EXCERPTED TEXT:
What have I learned as a foster mom? That is such a huge question. I know it is totally cliche, but it would be easier to answer “What have I NOT learned?” as the list of what I have learned ranges from how to buy children’s shoes to testifying at court and everything in between.
1. I have NOT learned how people can foster and not build attachments to these children.
That is the number one question I receive when people learn I am a foster mother. (Other than WOW! YOU ARE SO YOUNG. Yes. I’m young. Which means I am completely insane, I am fully aware of my insanity so it’s okay, right?) The number one question being, don’t you get attached to these children?
Well, duh.
They’re children! Of course I get attached. I have never had children of my own (until, well, July 2017 … again, yes, I know I am crazy!), but I try to love my three girls like they are every bit my own. I make decisions based on how my mother and my mother-in-law made decisions for my husband and me as children. I care for them in the same way I imagined and hoped I would care for and love my children.
Yes, I am attached and love these
three girls with my whole heart.
I cannot imagine caring for children in my home and not being attached to them. I cannot imagine caring for children for an extended amount of time in any way and not loving them deeply. God knew these girls would be ours and only He knows for how long and that is no different from any other children in this world. We are given children as a gift to nurture and love – it does not matter how they come to us – and we are not promised tomorrow with them. Attachment is necessary and unavoidable.
2. I have NOT learned how this system is built to HELP these children.

SUPPLIED RECORDS:
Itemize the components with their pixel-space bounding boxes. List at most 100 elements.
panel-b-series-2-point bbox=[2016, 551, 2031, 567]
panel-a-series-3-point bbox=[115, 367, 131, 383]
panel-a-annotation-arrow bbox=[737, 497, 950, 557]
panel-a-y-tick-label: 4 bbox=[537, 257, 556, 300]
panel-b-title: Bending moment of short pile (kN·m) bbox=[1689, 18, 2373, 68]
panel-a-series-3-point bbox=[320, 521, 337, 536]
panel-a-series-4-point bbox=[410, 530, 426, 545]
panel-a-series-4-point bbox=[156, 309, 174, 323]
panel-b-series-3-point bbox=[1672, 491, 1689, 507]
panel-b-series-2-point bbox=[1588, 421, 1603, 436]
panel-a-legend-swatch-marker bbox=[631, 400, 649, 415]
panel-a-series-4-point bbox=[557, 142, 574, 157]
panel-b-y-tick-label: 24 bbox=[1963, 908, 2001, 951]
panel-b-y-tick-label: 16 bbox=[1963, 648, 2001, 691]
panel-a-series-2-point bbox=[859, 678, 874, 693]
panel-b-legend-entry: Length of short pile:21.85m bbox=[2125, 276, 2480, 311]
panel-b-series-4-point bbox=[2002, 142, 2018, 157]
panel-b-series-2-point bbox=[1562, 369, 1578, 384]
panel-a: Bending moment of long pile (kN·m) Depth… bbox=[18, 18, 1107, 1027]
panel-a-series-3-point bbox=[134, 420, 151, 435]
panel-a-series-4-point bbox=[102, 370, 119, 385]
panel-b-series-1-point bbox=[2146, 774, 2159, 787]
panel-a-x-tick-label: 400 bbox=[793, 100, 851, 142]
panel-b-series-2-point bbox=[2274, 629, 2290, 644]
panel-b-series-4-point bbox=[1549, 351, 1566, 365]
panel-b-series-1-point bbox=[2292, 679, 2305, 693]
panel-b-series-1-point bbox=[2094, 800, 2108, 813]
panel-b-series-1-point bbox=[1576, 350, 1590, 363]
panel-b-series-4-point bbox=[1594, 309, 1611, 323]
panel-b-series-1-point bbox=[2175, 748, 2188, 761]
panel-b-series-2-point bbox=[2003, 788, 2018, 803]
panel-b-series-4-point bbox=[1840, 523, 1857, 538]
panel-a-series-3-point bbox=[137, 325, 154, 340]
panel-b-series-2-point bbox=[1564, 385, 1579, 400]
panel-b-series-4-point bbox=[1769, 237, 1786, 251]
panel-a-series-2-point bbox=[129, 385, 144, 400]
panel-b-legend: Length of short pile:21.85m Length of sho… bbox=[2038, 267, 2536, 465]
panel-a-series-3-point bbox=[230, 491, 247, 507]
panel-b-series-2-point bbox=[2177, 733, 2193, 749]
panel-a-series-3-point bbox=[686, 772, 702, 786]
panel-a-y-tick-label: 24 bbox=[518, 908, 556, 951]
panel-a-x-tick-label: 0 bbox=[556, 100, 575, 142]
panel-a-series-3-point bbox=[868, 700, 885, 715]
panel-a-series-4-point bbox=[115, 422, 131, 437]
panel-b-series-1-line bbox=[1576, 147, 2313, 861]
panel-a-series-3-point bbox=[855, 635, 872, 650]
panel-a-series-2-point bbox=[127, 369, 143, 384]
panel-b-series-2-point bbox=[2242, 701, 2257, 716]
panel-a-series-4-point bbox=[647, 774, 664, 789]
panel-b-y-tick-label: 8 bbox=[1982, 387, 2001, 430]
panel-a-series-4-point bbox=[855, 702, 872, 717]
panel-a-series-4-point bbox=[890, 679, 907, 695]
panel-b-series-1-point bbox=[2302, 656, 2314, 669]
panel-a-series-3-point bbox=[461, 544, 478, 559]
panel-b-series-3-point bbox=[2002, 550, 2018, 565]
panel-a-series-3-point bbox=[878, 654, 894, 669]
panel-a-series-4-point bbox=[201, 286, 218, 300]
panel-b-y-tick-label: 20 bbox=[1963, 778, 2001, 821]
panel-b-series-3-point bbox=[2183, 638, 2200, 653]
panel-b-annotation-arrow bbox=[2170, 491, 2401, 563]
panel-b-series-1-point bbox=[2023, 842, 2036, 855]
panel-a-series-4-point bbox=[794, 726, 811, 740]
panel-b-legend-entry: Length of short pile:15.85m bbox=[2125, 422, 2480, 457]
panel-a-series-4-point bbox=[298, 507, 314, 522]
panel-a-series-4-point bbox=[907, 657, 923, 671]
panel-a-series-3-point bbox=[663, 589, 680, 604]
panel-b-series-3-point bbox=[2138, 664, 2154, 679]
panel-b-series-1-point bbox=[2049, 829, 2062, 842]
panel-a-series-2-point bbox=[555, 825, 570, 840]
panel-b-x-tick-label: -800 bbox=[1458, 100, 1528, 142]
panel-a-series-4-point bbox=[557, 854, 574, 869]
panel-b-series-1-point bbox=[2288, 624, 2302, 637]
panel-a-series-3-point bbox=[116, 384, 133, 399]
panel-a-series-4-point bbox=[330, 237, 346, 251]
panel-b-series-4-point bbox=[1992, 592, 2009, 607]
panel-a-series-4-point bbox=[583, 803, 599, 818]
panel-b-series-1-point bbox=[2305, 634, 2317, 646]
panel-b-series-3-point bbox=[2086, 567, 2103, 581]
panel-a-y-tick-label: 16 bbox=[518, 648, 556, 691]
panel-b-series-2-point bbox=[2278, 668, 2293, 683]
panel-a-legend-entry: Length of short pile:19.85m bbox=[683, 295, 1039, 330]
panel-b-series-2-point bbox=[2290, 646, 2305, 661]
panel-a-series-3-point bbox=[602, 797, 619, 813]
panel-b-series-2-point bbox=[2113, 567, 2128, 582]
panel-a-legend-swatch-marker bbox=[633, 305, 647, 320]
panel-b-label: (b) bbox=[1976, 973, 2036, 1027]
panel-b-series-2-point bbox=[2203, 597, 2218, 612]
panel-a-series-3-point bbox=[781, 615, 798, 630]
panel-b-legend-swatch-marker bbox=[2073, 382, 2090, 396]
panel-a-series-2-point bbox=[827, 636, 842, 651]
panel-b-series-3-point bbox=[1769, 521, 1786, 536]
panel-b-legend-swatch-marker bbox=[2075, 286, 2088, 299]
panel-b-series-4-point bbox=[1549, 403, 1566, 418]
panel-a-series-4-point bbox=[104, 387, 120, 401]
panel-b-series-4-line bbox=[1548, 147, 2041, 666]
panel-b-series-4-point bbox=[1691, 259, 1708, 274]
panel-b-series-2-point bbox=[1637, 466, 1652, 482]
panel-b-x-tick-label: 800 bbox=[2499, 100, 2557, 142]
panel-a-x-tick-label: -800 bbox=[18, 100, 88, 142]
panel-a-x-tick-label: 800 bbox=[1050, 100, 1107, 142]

WHAT IS ASKED:
(1) Can you retype the foster-mom text between "Yes, I am attached" and "necessary and unavoidable.", inclusive?
(2) Can you filter the rows down to every one that holds the string "line", with case counting?
The foster-mom text and the rows were drawn from unrelated sources.

THE RESPONSES:
(1)
Yes, I am attached and love these
three girls with my whole heart.
I cannot imagine caring for children in my home and not being attached to them. I cannot imagine caring for children for an extended amount of time in any way and not loving them deeply. God knew these girls would be ours and only He knows for how long and that is no different from any other children in this world. We are given children as a gift to nurture and love – it does not matter how they come to us – and we are not promised tomorrow with them. Attachment is necessary and unavoidable.

(2)
panel-b-series-1-line bbox=[1576, 147, 2313, 861]
panel-b-series-4-line bbox=[1548, 147, 2041, 666]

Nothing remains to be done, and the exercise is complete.